— Passage to read —
========================

Anyway, that friend is now pregnant. Definitely not something planned, and she's been seeing the guy for less than 2 months. Her parents seem ok with it (they want a grandkid), but the father is not. I think he's pressuring her to get an abortion, which she doesn't want to do. Especially since she's not convinced the father isn't going to break up with her anyway. She's also not taking meds now because she's pregnant, and I can already tell this is going to be a problem. She has definitely been having manic moments and depressed moments, and I am not at all well enough to be trying to help her. I'm trying very hard to stay out of it.

My other friend from school has been living with the deadbeat boyfriend. He doesn't have a job or car (not sure he even has a license) because he's had warrants out for him in multiple cities. He was in jail once to get rid of one warrant. He got a job a couple weeks ago, and he ended up being arrested for other warrants and her car got impounded. On top of this, he is addicted to meth. He'll disappear for days at a time and do drugs. Then he'll reappear. She's been convinced he's depressed and that's why he uses, so she's researching low cost treatment options. Well, a few days ago he just left. While she was at work, he took his stuff and left a not saying he was moving to Colorado.. so she's upset about that.

Meanwhile, I'm just trying to stay out of all of it because I have enough going on with my own problems. I'm still having tremors in my hands, which could be a sign of alcohol withdrawal. I've looked it up and it's possible to show withdrawal signs less than 12 hours after your last drink if things are bad enough. I'm definitely drinking more than the amount they said was likely to result in withdrawals. It concerns me but not enough to quit drinking. Saturday we went out for my friend's (the pregnant one) birthday. We went out at 8:30, which is later than I would usually start drinking.. so of course I had 4 shots of vodka before we went. Then came home after and had probably 8 more shots. I'm having trouble keeping count these days. I've started making tally marks on my hand so I know how much I've had. I see my psychiatrist tomorrow so I can ask him about the hand thing. Not sure otherwise what he can do.

I go to AA usually once a week, and the women seem to be getting concerned. 3 have given me their phone numbers and told me to call any time. They've been asking me after meetings what's going on. For a while, I had been avoiding talking because I was ashamed to admit I had relapsed and how long I had been drinking again. A couple weeks ago I finally admitted it. They've been supportive, but I hate having people worry about me.

That's all I have for now.. sorry it was so long. I ramble sometimes.

========================

— Requirement 1 —
Rewrite the records as a Markdown table with columns Row and Entry, covering only the lines from the first line of the records to the line containing "tool-icon[interactable] [173, 128, 186, 141]". Number each line and skip any blank lines.

========================

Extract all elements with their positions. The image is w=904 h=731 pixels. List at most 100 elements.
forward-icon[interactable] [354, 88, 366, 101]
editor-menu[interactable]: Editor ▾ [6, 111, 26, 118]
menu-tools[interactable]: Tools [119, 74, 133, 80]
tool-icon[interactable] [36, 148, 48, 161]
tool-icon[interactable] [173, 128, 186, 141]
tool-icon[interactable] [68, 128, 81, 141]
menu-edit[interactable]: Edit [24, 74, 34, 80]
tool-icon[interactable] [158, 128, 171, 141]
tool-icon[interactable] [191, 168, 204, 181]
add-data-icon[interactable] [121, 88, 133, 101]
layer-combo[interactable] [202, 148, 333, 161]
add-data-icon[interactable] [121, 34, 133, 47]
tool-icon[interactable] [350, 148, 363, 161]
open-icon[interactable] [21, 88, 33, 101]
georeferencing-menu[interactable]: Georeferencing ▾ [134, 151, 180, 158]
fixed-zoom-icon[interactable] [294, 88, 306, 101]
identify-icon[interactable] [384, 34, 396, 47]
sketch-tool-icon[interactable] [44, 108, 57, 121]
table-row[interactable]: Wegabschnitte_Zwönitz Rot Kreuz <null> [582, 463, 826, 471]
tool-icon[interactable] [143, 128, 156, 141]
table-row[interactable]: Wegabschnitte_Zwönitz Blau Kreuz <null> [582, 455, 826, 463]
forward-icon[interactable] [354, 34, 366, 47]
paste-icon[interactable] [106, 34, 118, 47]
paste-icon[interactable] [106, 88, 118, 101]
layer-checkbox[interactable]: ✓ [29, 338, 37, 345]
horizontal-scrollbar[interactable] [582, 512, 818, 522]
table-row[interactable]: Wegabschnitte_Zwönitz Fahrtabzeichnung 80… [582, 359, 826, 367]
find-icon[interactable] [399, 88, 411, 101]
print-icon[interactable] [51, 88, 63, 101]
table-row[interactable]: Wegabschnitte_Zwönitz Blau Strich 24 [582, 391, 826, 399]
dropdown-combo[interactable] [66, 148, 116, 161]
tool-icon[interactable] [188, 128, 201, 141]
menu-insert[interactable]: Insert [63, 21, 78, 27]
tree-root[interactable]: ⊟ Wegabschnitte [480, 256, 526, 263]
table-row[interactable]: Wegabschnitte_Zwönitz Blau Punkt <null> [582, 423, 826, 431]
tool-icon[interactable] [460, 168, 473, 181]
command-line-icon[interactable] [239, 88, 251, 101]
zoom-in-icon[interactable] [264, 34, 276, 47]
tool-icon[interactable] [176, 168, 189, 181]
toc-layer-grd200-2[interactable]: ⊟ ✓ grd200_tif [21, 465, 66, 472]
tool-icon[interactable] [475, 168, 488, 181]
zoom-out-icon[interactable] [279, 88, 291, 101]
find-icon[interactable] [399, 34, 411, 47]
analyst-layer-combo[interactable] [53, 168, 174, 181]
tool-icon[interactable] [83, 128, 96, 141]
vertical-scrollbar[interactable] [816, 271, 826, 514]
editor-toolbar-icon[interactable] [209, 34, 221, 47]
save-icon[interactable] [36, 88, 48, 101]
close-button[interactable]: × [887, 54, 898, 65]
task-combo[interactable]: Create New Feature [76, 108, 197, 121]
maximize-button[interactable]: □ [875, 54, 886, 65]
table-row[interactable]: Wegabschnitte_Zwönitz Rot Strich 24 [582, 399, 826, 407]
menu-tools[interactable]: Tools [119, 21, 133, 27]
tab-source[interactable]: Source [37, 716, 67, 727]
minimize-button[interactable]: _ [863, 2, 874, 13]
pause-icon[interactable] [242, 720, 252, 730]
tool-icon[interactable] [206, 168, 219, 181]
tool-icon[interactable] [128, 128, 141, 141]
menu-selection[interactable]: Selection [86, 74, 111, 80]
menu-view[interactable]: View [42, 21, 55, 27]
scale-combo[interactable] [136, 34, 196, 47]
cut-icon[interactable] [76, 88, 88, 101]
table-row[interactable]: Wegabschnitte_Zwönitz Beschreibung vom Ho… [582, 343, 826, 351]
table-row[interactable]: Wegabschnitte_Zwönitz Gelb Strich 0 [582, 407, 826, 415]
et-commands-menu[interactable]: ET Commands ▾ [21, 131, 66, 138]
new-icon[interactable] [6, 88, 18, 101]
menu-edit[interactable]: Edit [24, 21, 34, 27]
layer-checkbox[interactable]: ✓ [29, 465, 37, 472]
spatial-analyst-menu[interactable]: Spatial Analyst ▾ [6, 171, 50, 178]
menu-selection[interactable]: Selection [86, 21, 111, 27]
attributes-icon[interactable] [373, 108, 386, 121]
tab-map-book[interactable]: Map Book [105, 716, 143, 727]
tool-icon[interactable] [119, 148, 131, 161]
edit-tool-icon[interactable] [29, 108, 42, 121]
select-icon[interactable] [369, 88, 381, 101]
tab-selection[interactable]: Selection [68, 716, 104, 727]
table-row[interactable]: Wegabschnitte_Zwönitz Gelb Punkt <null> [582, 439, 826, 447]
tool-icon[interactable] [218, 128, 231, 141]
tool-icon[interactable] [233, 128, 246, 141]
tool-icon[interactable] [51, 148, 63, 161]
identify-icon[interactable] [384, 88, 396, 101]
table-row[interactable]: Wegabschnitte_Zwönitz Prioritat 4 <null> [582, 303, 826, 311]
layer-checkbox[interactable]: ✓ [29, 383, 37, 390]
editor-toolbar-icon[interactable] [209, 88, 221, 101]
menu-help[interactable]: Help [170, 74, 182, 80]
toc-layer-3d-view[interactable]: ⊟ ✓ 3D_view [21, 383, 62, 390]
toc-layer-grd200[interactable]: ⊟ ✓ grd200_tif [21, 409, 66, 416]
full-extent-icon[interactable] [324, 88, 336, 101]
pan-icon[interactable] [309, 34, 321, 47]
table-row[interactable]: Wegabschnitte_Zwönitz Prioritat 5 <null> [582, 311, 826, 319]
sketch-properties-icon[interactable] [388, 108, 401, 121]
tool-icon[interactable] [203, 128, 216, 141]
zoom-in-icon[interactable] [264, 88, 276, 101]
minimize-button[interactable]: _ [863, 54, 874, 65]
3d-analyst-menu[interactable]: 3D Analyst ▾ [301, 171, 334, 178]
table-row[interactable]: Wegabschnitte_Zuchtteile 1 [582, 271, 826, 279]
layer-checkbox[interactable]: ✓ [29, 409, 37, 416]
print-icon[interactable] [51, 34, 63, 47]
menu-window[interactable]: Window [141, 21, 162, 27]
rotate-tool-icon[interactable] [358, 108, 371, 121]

========================

— Requirement 2 —
Reproduce the personal post word for word from "I go to AA usually" to "worry about me.".

— Task result 1 —
| Row | Entry |
|---|---|
| 1 | Extract all elements with their positions. The image is w=904 h=731 pixels. List at most 100 elements. |
| 2 | forward-icon[interactable] [354, 88, 366, 101] |
| 3 | editor-menu[interactable]: Editor ▾ [6, 111, 26, 118] |
| 4 | menu-tools[interactable]: Tools [119, 74, 133, 80] |
| 5 | tool-icon[interactable] [36, 148, 48, 161] |
| 6 | tool-icon[interactable] [173, 128, 186, 141] |

— Task result 2 —
I go to AA usually once a week, and the women seem to be getting concerned. 3 have given me their phone numbers and told me to call any time. They've been asking me after meetings what's going on. For a while, I had been avoiding talking because I was ashamed to admit I had relapsed and how long I had been drinking again. A couple weeks ago I finally admitted it. They've been supportive, but I hate having people worry about me.